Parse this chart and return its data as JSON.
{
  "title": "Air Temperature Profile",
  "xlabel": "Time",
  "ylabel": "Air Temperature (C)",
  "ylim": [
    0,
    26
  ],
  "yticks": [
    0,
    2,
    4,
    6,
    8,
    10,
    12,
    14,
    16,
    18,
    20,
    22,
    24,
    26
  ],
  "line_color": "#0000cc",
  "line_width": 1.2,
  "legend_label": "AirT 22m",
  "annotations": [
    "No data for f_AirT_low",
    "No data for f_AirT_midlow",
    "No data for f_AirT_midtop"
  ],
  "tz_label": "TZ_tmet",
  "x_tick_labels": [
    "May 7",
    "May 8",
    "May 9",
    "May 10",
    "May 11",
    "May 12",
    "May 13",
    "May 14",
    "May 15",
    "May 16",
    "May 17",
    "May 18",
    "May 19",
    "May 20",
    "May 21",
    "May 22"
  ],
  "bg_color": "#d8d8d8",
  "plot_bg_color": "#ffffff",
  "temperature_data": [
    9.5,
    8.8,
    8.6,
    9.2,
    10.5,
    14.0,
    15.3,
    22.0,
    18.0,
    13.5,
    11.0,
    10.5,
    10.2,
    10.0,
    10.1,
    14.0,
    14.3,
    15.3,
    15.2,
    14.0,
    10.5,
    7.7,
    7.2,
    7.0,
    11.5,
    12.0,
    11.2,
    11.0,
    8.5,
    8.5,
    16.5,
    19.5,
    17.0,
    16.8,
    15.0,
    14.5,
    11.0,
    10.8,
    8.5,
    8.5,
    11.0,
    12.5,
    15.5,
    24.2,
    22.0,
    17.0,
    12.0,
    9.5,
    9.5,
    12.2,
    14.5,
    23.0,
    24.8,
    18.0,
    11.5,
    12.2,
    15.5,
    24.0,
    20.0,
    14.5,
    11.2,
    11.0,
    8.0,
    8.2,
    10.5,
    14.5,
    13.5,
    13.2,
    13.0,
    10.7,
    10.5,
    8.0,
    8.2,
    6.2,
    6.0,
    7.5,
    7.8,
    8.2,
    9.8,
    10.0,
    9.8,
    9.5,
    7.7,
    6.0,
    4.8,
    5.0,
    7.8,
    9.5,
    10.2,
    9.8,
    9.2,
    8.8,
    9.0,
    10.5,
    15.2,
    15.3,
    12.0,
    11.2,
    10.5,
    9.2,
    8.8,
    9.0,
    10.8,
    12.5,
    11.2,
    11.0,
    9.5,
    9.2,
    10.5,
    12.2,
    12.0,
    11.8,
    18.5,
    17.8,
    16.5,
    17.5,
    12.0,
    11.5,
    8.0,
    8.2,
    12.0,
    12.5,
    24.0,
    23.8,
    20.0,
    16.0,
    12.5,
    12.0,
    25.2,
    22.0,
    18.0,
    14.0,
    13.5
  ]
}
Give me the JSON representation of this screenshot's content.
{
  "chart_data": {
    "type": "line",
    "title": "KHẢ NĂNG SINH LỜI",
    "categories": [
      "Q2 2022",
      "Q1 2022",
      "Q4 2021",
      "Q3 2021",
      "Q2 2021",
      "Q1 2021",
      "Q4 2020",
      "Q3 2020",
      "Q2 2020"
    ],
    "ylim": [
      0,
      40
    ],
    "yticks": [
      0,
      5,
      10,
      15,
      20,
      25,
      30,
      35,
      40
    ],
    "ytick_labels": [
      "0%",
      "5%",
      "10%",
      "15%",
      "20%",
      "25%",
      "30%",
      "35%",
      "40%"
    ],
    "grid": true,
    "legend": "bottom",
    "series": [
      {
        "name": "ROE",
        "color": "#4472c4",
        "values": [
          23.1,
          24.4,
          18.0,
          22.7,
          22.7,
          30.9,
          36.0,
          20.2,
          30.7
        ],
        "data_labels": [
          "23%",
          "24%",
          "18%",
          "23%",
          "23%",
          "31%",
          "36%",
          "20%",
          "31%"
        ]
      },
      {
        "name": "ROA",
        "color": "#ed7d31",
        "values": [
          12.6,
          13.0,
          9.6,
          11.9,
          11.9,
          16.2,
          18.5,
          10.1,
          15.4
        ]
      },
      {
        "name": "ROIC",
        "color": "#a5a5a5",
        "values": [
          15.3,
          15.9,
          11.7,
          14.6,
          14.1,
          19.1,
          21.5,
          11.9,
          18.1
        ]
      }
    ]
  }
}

++++++++

* [PROBLEM TO SOLVE]:
Type out the material again exactly as presented.

* [FINISHED TASK]:
Parse this chart and return its data as JSON.
{
  "title": "Air Temperature Profile",
  "xlabel": "Time",
  "ylabel": "Air Temperature (C)",
  "ylim": [
    0,
    26
  ],
  "yticks": [
    0,
    2,
    4,
    6,
    8,
    10,
    12,
    14,
    16,
    18,
    20,
    22,
    24,
    26
  ],
  "line_color": "#0000cc",
  "line_width": 1.2,
  "legend_label": "AirT 22m",
  "annotations": [
    "No data for f_AirT_low",
    "No data for f_AirT_midlow",
    "No data for f_AirT_midtop"
  ],
  "tz_label": "TZ_tmet",
  "x_tick_labels": [
    "May 7",
    "May 8",
    "May 9",
    "May 10",
    "May 11",
    "May 12",
    "May 13",
    "May 14",
    "May 15",
    "May 16",
    "May 17",
    "May 18",
    "May 19",
    "May 20",
    "May 21",
    "May 22"
  ],
  "bg_color": "#d8d8d8",
  "plot_bg_color": "#ffffff",
  "temperature_data": [
    9.5,
    8.8,
    8.6,
    9.2,
    10.5,
    14.0,
    15.3,
    22.0,
    18.0,
    13.5,
    11.0,
    10.5,
    10.2,
    10.0,
    10.1,
    14.0,
    14.3,
    15.3,
    15.2,
    14.0,
    10.5,
    7.7,
    7.2,
    7.0,
    11.5,
    12.0,
    11.2,
    11.0,
    8.5,
    8.5,
    16.5,
    19.5,
    17.0,
    16.8,
    15.0,
    14.5,
    11.0,
    10.8,
    8.5,
    8.5,
    11.0,
    12.5,
    15.5,
    24.2,
    22.0,
    17.0,
    12.0,
    9.5,
    9.5,
    12.2,
    14.5,
    23.0,
    24.8,
    18.0,
    11.5,
    12.2,
    15.5,
    24.0,
    20.0,
    14.5,
    11.2,
    11.0,
    8.0,
    8.2,
    10.5,
    14.5,
    13.5,
    13.2,
    13.0,
    10.7,
    10.5,
    8.0,
    8.2,
    6.2,
    6.0,
    7.5,
    7.8,
    8.2,
    9.8,
    10.0,
    9.8,
    9.5,
    7.7,
    6.0,
    4.8,
    5.0,
    7.8,
    9.5,
    10.2,
    9.8,
    9.2,
    8.8,
    9.0,
    10.5,
    15.2,
    15.3,
    12.0,
    11.2,
    10.5,
    9.2,
    8.8,
    9.0,
    10.8,
    12.5,
    11.2,
    11.0,
    9.5,
    9.2,
    10.5,
    12.2,
    12.0,
    11.8,
    18.5,
    17.8,
    16.5,
    17.5,
    12.0,
    11.5,
    8.0,
    8.2,
    12.0,
    12.5,
    24.0,
    23.8,
    20.0,
    16.0,
    12.5,
    12.0,
    25.2,
    22.0,
    18.0,
    14.0,
    13.5
  ]
}
Give me the JSON representation of this screenshot's content.
{
  "chart_data": {
    "type": "line",
    "title": "KHẢ NĂNG SINH LỜI",
    "categories": [
      "Q2 2022",
      "Q1 2022",
      "Q4 2021",
      "Q3 2021",
      "Q2 2021",
      "Q1 2021",
      "Q4 2020",
      "Q3 2020",
      "Q2 2020"
    ],
    "ylim": [
      0,
      40
    ],
    "yticks": [
      0,
      5,
      10,
      15,
      20,
      25,
      30,
      35,
      40
    ],
    "ytick_labels": [
      "0%",
      "5%",
      "10%",
      "15%",
      "20%",
      "25%",
      "30%",
      "35%",
      "40%"
    ],
    "grid": true,
    "legend": "bottom",
    "series": [
      {
        "name": "ROE",
        "color": "#4472c4",
        "values": [
          23.1,
          24.4,
          18.0,
          22.7,
          22.7,
          30.9,
          36.0,
          20.2,
          30.7
        ],
        "data_labels": [
          "23%",
          "24%",
          "18%",
          "23%",
          "23%",
          "31%",
          "36%",
          "20%",
          "31%"
        ]
      },
      {
        "name": "ROA",
        "color": "#ed7d31",
        "values": [
          12.6,
          13.0,
          9.6,
          11.9,
          11.9,
          16.2,
          18.5,
          10.1,
          15.4
        ]
      },
      {
        "name": "ROIC",
        "color": "#a5a5a5",
        "values": [
          15.3,
          15.9,
          11.7,
          14.6,
          14.1,
          19.1,
          21.5,
          11.9,
          18.1
        ]
      }
    ]
  }
}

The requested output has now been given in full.